■ Directions for this task ■
Copy every line of the listing that holds the string "TradingView".

>> Start Information given

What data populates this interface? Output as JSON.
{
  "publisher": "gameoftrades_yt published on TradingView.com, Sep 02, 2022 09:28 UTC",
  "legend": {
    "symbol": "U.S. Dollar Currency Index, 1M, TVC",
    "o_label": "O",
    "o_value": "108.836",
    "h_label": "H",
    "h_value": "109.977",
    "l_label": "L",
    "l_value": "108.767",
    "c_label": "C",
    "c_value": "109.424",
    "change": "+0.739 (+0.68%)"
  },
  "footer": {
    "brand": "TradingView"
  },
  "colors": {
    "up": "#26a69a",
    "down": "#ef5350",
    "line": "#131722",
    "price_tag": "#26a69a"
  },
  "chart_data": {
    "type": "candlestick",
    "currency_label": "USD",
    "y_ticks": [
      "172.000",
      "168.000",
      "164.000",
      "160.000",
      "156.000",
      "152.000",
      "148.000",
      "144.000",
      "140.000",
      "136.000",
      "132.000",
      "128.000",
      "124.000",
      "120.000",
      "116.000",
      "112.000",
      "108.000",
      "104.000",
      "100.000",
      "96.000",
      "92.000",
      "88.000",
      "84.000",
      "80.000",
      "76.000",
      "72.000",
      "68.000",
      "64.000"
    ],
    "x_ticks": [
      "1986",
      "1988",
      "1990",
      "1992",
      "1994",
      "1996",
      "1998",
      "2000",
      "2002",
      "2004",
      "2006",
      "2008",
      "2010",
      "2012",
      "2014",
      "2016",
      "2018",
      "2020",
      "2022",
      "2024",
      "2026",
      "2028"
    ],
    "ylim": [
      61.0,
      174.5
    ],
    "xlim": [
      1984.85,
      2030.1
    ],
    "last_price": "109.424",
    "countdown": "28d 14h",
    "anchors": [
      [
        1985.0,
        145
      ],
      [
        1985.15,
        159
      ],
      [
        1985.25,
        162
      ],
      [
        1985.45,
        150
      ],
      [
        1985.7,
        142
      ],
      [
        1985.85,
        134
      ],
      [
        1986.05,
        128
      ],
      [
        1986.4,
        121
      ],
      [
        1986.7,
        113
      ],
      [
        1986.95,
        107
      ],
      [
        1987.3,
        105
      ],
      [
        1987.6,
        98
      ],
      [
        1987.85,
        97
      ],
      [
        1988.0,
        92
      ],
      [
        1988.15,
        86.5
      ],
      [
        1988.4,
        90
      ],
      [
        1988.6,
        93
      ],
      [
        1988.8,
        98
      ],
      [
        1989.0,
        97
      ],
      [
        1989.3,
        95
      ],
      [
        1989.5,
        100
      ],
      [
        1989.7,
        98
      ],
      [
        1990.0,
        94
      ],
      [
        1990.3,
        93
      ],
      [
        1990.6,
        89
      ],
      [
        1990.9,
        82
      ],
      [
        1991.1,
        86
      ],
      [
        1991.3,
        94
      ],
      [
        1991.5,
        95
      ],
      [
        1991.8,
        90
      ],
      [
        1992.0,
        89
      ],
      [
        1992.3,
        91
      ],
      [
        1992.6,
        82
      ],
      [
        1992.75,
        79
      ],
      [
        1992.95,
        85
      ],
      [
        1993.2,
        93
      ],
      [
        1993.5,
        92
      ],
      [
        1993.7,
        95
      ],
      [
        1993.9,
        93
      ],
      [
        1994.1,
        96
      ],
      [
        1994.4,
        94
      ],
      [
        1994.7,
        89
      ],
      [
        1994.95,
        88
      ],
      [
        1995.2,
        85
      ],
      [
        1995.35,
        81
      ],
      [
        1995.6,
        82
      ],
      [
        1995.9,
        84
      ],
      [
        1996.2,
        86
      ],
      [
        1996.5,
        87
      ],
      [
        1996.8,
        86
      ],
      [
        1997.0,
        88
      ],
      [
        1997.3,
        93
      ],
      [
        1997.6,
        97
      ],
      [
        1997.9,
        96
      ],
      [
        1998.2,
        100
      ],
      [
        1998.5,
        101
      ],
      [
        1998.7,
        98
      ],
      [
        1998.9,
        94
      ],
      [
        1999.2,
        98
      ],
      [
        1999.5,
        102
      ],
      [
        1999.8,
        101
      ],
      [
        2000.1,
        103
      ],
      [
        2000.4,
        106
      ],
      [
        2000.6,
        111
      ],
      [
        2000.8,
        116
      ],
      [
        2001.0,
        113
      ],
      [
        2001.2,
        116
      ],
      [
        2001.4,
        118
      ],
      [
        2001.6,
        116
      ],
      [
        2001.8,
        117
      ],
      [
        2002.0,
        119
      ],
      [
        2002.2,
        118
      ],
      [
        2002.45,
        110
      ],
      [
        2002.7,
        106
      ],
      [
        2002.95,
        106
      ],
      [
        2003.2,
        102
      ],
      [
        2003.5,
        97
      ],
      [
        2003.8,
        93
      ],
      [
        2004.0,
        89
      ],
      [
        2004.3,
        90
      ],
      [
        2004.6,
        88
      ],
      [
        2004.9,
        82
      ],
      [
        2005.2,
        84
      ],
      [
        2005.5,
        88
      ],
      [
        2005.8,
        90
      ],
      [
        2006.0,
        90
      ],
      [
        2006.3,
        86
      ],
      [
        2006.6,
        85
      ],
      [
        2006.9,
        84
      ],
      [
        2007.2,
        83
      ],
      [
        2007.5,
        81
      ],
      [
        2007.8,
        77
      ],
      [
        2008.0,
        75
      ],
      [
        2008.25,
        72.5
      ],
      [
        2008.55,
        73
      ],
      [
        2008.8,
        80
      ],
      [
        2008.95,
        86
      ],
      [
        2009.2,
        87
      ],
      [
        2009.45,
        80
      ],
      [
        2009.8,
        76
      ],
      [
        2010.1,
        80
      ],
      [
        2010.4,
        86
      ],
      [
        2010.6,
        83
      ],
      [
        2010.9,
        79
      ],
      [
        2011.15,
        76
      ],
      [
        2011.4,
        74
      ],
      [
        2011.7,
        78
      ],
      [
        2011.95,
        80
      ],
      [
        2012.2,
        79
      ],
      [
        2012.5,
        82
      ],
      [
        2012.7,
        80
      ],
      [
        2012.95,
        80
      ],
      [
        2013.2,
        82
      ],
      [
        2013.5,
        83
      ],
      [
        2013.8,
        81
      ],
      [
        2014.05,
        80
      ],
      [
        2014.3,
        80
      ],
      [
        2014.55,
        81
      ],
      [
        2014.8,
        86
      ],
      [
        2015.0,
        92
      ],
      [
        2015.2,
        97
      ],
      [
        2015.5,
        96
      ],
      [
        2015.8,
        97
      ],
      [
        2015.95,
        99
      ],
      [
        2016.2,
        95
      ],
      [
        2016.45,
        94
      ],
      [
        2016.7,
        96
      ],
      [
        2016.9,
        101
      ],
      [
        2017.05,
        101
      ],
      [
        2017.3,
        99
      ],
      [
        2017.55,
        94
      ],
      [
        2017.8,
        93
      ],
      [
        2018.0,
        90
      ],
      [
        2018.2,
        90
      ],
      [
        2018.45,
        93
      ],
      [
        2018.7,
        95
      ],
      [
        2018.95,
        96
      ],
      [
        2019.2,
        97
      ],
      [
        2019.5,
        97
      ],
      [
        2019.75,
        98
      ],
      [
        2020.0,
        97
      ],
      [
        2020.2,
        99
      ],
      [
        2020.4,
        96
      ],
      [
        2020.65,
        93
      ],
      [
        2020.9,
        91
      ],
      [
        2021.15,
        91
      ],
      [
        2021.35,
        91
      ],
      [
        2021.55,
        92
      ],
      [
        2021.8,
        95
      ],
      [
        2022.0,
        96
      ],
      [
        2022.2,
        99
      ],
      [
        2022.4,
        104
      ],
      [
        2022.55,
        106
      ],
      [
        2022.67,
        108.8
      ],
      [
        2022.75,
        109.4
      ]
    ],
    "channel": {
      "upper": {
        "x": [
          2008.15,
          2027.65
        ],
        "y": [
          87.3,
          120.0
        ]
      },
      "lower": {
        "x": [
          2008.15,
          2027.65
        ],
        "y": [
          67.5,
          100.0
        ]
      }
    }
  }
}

>> End Information given

■ Completed exercise ■
  "publisher": "gameoftrades_yt published on TradingView.com, Sep 02, 2022 09:28 UTC",
    "brand": "TradingView"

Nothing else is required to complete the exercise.